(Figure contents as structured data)
——————

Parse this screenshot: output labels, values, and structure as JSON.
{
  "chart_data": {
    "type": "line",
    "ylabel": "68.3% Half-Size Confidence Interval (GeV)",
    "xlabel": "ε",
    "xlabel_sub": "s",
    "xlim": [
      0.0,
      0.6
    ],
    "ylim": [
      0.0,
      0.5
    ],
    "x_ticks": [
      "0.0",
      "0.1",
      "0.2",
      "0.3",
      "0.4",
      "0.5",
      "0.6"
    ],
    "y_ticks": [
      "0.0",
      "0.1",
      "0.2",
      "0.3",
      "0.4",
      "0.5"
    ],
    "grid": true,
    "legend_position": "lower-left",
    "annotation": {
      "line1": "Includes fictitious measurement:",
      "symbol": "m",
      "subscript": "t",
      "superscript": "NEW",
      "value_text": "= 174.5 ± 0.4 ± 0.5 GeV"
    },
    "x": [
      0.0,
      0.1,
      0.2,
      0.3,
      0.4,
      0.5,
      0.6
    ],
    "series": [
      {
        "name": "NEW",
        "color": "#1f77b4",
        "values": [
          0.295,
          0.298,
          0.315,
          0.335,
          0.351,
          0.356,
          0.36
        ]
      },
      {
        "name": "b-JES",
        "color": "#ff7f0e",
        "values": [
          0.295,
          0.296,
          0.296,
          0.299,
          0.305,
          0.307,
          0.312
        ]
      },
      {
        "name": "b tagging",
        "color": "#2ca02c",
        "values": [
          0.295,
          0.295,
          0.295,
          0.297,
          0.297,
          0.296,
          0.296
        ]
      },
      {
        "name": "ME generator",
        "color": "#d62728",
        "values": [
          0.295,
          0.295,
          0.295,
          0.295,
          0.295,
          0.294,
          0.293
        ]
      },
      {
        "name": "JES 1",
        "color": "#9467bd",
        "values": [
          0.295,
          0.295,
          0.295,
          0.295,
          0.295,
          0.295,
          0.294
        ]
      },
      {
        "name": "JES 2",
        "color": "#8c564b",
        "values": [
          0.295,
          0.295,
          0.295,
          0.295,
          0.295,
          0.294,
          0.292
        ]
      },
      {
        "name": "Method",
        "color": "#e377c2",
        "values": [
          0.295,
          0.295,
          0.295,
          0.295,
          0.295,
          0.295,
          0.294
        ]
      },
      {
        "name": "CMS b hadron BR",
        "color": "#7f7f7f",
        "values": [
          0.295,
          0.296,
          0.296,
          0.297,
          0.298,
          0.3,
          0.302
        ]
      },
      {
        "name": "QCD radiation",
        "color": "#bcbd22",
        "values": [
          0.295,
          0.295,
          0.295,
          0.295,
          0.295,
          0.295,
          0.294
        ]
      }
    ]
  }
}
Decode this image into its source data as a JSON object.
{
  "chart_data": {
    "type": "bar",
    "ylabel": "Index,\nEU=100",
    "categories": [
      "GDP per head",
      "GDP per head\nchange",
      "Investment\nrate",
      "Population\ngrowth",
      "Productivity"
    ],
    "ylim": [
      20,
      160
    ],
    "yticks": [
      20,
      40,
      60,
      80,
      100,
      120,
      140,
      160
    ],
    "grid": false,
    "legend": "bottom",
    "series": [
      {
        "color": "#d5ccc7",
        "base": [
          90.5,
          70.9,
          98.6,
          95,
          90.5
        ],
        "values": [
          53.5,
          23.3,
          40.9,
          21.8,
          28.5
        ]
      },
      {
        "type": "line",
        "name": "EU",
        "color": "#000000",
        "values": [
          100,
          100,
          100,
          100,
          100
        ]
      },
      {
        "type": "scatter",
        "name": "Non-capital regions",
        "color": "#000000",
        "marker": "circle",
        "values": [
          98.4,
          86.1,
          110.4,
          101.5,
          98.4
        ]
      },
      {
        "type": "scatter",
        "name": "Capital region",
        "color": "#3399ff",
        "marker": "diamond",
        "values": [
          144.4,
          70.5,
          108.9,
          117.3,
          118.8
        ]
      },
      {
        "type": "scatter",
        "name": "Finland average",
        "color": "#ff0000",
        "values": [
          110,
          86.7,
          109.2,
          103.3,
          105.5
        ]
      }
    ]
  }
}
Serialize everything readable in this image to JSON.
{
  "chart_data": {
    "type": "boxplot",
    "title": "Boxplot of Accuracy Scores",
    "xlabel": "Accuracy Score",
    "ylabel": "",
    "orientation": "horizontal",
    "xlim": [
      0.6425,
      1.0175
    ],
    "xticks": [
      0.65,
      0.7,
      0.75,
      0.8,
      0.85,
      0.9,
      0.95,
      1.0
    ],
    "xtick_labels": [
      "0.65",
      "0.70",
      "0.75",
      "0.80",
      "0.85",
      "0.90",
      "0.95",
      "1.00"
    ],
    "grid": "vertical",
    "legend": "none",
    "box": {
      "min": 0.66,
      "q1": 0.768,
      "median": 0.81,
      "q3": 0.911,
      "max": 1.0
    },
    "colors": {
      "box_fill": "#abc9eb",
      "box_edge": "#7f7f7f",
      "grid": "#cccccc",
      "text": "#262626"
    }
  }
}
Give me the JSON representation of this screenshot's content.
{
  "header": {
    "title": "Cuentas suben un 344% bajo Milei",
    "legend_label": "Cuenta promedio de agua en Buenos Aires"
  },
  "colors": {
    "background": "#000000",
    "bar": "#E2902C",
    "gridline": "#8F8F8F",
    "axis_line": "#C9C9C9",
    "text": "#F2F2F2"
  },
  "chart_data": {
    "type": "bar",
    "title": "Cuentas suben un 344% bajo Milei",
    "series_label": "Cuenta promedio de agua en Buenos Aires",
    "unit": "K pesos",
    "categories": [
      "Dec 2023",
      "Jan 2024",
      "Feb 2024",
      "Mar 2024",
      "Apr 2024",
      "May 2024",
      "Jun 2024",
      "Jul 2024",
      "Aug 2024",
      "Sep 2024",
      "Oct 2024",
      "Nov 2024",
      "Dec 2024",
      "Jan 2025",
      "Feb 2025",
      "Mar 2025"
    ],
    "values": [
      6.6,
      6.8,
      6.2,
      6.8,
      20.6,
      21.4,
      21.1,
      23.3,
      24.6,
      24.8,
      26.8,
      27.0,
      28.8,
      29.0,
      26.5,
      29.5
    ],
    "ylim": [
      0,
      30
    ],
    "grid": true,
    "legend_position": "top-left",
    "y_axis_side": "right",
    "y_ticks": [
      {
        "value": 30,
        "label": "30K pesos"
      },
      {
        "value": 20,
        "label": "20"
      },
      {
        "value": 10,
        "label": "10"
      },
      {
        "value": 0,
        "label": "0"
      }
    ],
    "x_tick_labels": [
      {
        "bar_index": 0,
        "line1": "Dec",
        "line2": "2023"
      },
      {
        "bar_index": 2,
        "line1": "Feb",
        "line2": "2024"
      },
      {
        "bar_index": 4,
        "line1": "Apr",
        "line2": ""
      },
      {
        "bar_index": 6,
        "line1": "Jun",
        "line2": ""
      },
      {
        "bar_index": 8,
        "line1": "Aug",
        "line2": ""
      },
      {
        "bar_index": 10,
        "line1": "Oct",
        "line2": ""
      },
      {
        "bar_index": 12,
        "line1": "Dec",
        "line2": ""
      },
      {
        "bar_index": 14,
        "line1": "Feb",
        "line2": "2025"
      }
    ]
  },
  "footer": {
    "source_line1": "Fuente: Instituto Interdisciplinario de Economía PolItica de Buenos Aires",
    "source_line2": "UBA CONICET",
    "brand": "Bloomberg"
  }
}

——————

PROBLEM REQUIREMENTS: Retype all the material above precisely, with no line left out.

ANSWER TO THIS TASK:
Parse this screenshot: output labels, values, and structure as JSON.
{
  "chart_data": {
    "type": "line",
    "ylabel": "68.3% Half-Size Confidence Interval (GeV)",
    "xlabel": "ε",
    "xlabel_sub": "s",
    "xlim": [
      0.0,
      0.6
    ],
    "ylim": [
      0.0,
      0.5
    ],
    "x_ticks": [
      "0.0",
      "0.1",
      "0.2",
      "0.3",
      "0.4",
      "0.5",
      "0.6"
    ],
    "y_ticks": [
      "0.0",
      "0.1",
      "0.2",
      "0.3",
      "0.4",
      "0.5"
    ],
    "grid": true,
    "legend_position": "lower-left",
    "annotation": {
      "line1": "Includes fictitious measurement:",
      "symbol": "m",
      "subscript": "t",
      "superscript": "NEW",
      "value_text": "= 174.5 ± 0.4 ± 0.5 GeV"
    },
    "x": [
      0.0,
      0.1,
      0.2,
      0.3,
      0.4,
      0.5,
      0.6
    ],
    "series": [
      {
        "name": "NEW",
        "color": "#1f77b4",
        "values": [
          0.295,
          0.298,
          0.315,
          0.335,
          0.351,
          0.356,
          0.36
        ]
      },
      {
        "name": "b-JES",
        "color": "#ff7f0e",
        "values": [
          0.295,
          0.296,
          0.296,
          0.299,
          0.305,
          0.307,
          0.312
        ]
      },
      {
        "name": "b tagging",
        "color": "#2ca02c",
        "values": [
          0.295,
          0.295,
          0.295,
          0.297,
          0.297,
          0.296,
          0.296
        ]
      },
      {
        "name": "ME generator",
        "color": "#d62728",
        "values": [
          0.295,
          0.295,
          0.295,
          0.295,
          0.295,
          0.294,
          0.293
        ]
      },
      {
        "name": "JES 1",
        "color": "#9467bd",
        "values": [
          0.295,
          0.295,
          0.295,
          0.295,
          0.295,
          0.295,
          0.294
        ]
      },
      {
        "name": "JES 2",
        "color": "#8c564b",
        "values": [
          0.295,
          0.295,
          0.295,
          0.295,
          0.295,
          0.294,
          0.292
        ]
      },
      {
        "name": "Method",
        "color": "#e377c2",
        "values": [
          0.295,
          0.295,
          0.295,
          0.295,
          0.295,
          0.295,
          0.294
        ]
      },
      {
        "name": "CMS b hadron BR",
        "color": "#7f7f7f",
        "values": [
          0.295,
          0.296,
          0.296,
          0.297,
          0.298,
          0.3,
          0.302
        ]
      },
      {
        "name": "QCD radiation",
        "color": "#bcbd22",
        "values": [
          0.295,
          0.295,
          0.295,
          0.295,
          0.295,
          0.295,
          0.294
        ]
      }
    ]
  }
}
Decode this image into its source data as a JSON object.
{
  "chart_data": {
    "type": "bar",
    "ylabel": "Index,\nEU=100",
    "categories": [
      "GDP per head",
      "GDP per head\nchange",
      "Investment\nrate",
      "Population\ngrowth",
      "Productivity"
    ],
    "ylim": [
      20,
      160
    ],
    "yticks": [
      20,
      40,
      60,
      80,
      100,
      120,
      140,
      160
    ],
    "grid": false,
    "legend": "bottom",
    "series": [
      {
        "color": "#d5ccc7",
        "base": [
          90.5,
          70.9,
          98.6,
          95,
          90.5
        ],
        "values": [
          53.5,
          23.3,
          40.9,
          21.8,
          28.5
        ]
      },
      {
        "type": "line",
        "name": "EU",
        "color": "#000000",
        "values": [
          100,
          100,
          100,
          100,
          100
        ]
      },
      {
        "type": "scatter",
        "name": "Non-capital regions",
        "color": "#000000",
        "marker": "circle",
        "values": [
          98.4,
          86.1,
          110.4,
          101.5,
          98.4
        ]
      },
      {
        "type": "scatter",
        "name": "Capital region",
        "color": "#3399ff",
        "marker": "diamond",
        "values": [
          144.4,
          70.5,
          108.9,
          117.3,
          118.8
        ]
      },
      {
        "type": "scatter",
        "name": "Finland average",
        "color": "#ff0000",
        "values": [
          110,
          86.7,
          109.2,
          103.3,
          105.5
        ]
      }
    ]
  }
}
Serialize everything readable in this image to JSON.
{
  "chart_data": {
    "type": "boxplot",
    "title": "Boxplot of Accuracy Scores",
    "xlabel": "Accuracy Score",
    "ylabel": "",
    "orientation": "horizontal",
    "xlim": [
      0.6425,
      1.0175
    ],
    "xticks": [
      0.65,
      0.7,
      0.75,
      0.8,
      0.85,
      0.9,
      0.95,
      1.0
    ],
    "xtick_labels": [
      "0.65",
      "0.70",
      "0.75",
      "0.80",
      "0.85",
      "0.90",
      "0.95",
      "1.00"
    ],
    "grid": "vertical",
    "legend": "none",
    "box": {
      "min": 0.66,
      "q1": 0.768,
      "median": 0.81,
      "q3": 0.911,
      "max": 1.0
    },
    "colors": {
      "box_fill": "#abc9eb",
      "box_edge": "#7f7f7f",
      "grid": "#cccccc",
      "text": "#262626"
    }
  }
}
Give me the JSON representation of this screenshot's content.
{
  "header": {
    "title": "Cuentas suben un 344% bajo Milei",
    "legend_label": "Cuenta promedio de agua en Buenos Aires"
  },
  "colors": {
    "background": "#000000",
    "bar": "#E2902C",
    "gridline": "#8F8F8F",
    "axis_line": "#C9C9C9",
    "text": "#F2F2F2"
  },
  "chart_data": {
    "type": "bar",
    "title": "Cuentas suben un 344% bajo Milei",
    "series_label": "Cuenta promedio de agua en Buenos Aires",
    "unit": "K pesos",
    "categories": [
      "Dec 2023",
      "Jan 2024",
      "Feb 2024",
      "Mar 2024",
      "Apr 2024",
      "May 2024",
      "Jun 2024",
      "Jul 2024",
      "Aug 2024",
      "Sep 2024",
      "Oct 2024",
      "Nov 2024",
      "Dec 2024",
      "Jan 2025",
      "Feb 2025",
      "Mar 2025"
    ],
    "values": [
      6.6,
      6.8,
      6.2,
      6.8,
      20.6,
      21.4,
      21.1,
      23.3,
      24.6,
      24.8,
      26.8,
      27.0,
      28.8,
      29.0,
      26.5,
      29.5
    ],
    "ylim": [
      0,
      30
    ],
    "grid": true,
    "legend_position": "top-left",
    "y_axis_side": "right",
    "y_ticks": [
      {
        "value": 30,
        "label": "30K pesos"
      },
      {
        "value": 20,
        "label": "20"
      },
      {
        "value": 10,
        "label": "10"
      },
      {
        "value": 0,
        "label": "0"
      }
    ],
    "x_tick_labels": [
      {
        "bar_index": 0,
        "line1": "Dec",
        "line2": "2023"
      },
      {
        "bar_index": 2,
        "line1": "Feb",
        "line2": "2024"
      },
      {
        "bar_index": 4,
        "line1": "Apr",
        "line2": ""
      },
      {
        "bar_index": 6,
        "line1": "Jun",
        "line2": ""
      },
      {
        "bar_index": 8,
        "line1": "Aug",
        "line2": ""
      },
      {
        "bar_index": 10,
        "line1": "Oct",
        "line2": ""
      },
      {
        "bar_index": 12,
        "line1": "Dec",
        "line2": ""
      },
      {
        "bar_index": 14,
        "line1": "Feb",
        "line2": "2025"
      }
    ]
  },
  "footer": {
    "source_line1": "Fuente: Instituto Interdisciplinario de Economía PolItica de Buenos Aires",
    "source_line2": "UBA CONICET",
    "brand": "Bloomberg"
  }
}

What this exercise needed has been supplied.